DIRECTIONS FOR THIS TASK - Copy out all lines where "from" appears.

Data records -
>> start
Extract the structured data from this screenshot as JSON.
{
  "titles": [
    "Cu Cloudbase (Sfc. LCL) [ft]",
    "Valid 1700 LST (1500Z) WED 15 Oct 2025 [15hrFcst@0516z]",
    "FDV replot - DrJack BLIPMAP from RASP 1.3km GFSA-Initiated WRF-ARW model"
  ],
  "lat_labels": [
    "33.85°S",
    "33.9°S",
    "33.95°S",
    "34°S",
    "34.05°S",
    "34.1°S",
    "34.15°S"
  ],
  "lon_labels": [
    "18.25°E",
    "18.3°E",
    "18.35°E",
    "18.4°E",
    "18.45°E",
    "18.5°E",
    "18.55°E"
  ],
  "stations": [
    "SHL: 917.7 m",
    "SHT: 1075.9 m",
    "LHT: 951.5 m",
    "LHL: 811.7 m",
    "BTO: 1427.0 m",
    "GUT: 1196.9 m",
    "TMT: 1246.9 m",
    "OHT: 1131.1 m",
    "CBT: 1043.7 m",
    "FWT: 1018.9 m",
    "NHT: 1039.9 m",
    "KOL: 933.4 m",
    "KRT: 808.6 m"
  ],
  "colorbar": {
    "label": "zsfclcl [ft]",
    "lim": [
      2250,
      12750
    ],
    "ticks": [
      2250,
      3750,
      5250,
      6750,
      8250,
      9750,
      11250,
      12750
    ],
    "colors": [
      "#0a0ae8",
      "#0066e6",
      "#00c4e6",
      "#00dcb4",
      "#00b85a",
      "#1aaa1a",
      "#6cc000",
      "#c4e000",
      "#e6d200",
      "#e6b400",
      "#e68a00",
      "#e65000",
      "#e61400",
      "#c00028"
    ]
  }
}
>> end
TASK ANSWER -
Extract the structured data from this screenshot as JSON.
    "FDV replot - DrJack BLIPMAP from RASP 1.3km GFSA-Initiated WRF-ARW model"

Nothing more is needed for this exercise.